[Dataset records]
## Begin
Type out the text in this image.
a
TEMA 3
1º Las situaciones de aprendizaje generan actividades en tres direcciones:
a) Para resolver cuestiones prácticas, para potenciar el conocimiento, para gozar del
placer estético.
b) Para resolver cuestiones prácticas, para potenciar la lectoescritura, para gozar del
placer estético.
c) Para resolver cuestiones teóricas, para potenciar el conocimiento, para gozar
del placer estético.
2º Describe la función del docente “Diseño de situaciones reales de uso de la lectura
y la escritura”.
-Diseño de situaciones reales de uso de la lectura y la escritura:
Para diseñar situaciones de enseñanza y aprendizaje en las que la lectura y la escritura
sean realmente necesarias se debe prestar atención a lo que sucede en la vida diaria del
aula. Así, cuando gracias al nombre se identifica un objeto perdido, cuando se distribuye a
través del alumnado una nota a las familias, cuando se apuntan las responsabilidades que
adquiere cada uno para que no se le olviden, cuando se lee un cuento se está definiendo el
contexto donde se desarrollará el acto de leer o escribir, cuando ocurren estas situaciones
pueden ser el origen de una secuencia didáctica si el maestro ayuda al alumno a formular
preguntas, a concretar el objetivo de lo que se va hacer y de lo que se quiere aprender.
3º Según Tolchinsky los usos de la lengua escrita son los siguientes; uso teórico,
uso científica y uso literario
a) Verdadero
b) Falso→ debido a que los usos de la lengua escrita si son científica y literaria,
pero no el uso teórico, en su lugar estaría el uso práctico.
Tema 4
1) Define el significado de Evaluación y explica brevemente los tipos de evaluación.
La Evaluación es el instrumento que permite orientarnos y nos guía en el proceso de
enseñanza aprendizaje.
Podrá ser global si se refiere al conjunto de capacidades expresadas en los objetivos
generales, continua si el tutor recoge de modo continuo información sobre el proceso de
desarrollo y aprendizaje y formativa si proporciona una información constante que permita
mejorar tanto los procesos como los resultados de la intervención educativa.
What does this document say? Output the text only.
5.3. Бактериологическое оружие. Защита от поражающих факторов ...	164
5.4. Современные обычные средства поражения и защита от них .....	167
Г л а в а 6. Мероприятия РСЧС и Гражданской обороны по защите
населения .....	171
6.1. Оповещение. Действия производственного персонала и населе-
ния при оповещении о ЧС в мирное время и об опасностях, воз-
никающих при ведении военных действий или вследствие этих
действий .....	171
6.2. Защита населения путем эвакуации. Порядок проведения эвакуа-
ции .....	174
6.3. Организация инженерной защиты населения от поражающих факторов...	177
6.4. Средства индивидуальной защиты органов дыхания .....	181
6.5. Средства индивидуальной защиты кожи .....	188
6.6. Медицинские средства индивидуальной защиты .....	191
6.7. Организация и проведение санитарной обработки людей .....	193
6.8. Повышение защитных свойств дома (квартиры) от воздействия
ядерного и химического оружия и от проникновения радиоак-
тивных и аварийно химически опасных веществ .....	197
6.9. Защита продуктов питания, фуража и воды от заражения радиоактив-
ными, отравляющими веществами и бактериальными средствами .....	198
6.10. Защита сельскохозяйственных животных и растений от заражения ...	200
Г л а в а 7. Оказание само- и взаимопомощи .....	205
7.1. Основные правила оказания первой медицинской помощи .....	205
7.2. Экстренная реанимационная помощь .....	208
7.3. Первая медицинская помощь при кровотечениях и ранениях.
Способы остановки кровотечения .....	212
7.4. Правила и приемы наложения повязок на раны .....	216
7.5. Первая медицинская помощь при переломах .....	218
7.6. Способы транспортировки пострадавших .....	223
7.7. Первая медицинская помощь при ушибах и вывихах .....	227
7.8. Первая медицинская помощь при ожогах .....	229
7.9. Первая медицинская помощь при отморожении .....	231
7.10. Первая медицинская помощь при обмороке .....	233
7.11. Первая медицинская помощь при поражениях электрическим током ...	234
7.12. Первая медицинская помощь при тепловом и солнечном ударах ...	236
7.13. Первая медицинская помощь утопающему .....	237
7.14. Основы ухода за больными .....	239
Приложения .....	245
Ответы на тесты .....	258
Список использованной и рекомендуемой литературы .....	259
## End
WHAT THE TASK ASKS :: Output the whole listing above again, word for word.

EXERCISE RESULT ::
Type out the text in this image.
a
TEMA 3
1º Las situaciones de aprendizaje generan actividades en tres direcciones:
a) Para resolver cuestiones prácticas, para potenciar el conocimiento, para gozar del
placer estético.
b) Para resolver cuestiones prácticas, para potenciar la lectoescritura, para gozar del
placer estético.
c) Para resolver cuestiones teóricas, para potenciar el conocimiento, para gozar
del placer estético.
2º Describe la función del docente “Diseño de situaciones reales de uso de la lectura
y la escritura”.
-Diseño de situaciones reales de uso de la lectura y la escritura:
Para diseñar situaciones de enseñanza y aprendizaje en las que la lectura y la escritura
sean realmente necesarias se debe prestar atención a lo que sucede en la vida diaria del
aula. Así, cuando gracias al nombre se identifica un objeto perdido, cuando se distribuye a
través del alumnado una nota a las familias, cuando se apuntan las responsabilidades que
adquiere cada uno para que no se le olviden, cuando se lee un cuento se está definiendo el
contexto donde se desarrollará el acto de leer o escribir, cuando ocurren estas situaciones
pueden ser el origen de una secuencia didáctica si el maestro ayuda al alumno a formular
preguntas, a concretar el objetivo de lo que se va hacer y de lo que se quiere aprender.
3º Según Tolchinsky los usos de la lengua escrita son los siguientes; uso teórico,
uso científica y uso literario
a) Verdadero
b) Falso→ debido a que los usos de la lengua escrita si son científica y literaria,
pero no el uso teórico, en su lugar estaría el uso práctico.
Tema 4
1) Define el significado de Evaluación y explica brevemente los tipos de evaluación.
La Evaluación es el instrumento que permite orientarnos y nos guía en el proceso de
enseñanza aprendizaje.
Podrá ser global si se refiere al conjunto de capacidades expresadas en los objetivos
generales, continua si el tutor recoge de modo continuo información sobre el proceso de
desarrollo y aprendizaje y formativa si proporciona una información constante que permita
mejorar tanto los procesos como los resultados de la intervención educativa.
What does this document say? Output the text only.
5.3. Бактериологическое оружие. Защита от поражающих факторов ...	164
5.4. Современные обычные средства поражения и защита от них .....	167
Г л а в а 6. Мероприятия РСЧС и Гражданской обороны по защите
населения .....	171
6.1. Оповещение. Действия производственного персонала и населе-
ния при оповещении о ЧС в мирное время и об опасностях, воз-
никающих при ведении военных действий или вследствие этих
действий .....	171
6.2. Защита населения путем эвакуации. Порядок проведения эвакуа-
ции .....	174
6.3. Организация инженерной защиты населения от поражающих факторов...	177
6.4. Средства индивидуальной защиты органов дыхания .....	181
6.5. Средства индивидуальной защиты кожи .....	188
6.6. Медицинские средства индивидуальной защиты .....	191
6.7. Организация и проведение санитарной обработки людей .....	193
6.8. Повышение защитных свойств дома (квартиры) от воздействия
ядерного и химического оружия и от проникновения радиоак-
тивных и аварийно химически опасных веществ .....	197
6.9. Защита продуктов питания, фуража и воды от заражения радиоактив-
ными, отравляющими веществами и бактериальными средствами .....	198
6.10. Защита сельскохозяйственных животных и растений от заражения ...	200
Г л а в а 7. Оказание само- и взаимопомощи .....	205
7.1. Основные правила оказания первой медицинской помощи .....	205
7.2. Экстренная реанимационная помощь .....	208
7.3. Первая медицинская помощь при кровотечениях и ранениях.
Способы остановки кровотечения .....	212
7.4. Правила и приемы наложения повязок на раны .....	216
7.5. Первая медицинская помощь при переломах .....	218
7.6. Способы транспортировки пострадавших .....	223
7.7. Первая медицинская помощь при ушибах и вывихах .....	227
7.8. Первая медицинская помощь при ожогах .....	229
7.9. Первая медицинская помощь при отморожении .....	231
7.10. Первая медицинская помощь при обмороке .....	233
7.11. Первая медицинская помощь при поражениях электрическим током ...	234
7.12. Первая медицинская помощь при тепловом и солнечном ударах ...	236
7.13. Первая медицинская помощь утопающему .....	237
7.14. Основы ухода за больными .....	239
Приложения .....	245
Ответы на тесты .....	258
Список использованной и рекомендуемой литературы .....	259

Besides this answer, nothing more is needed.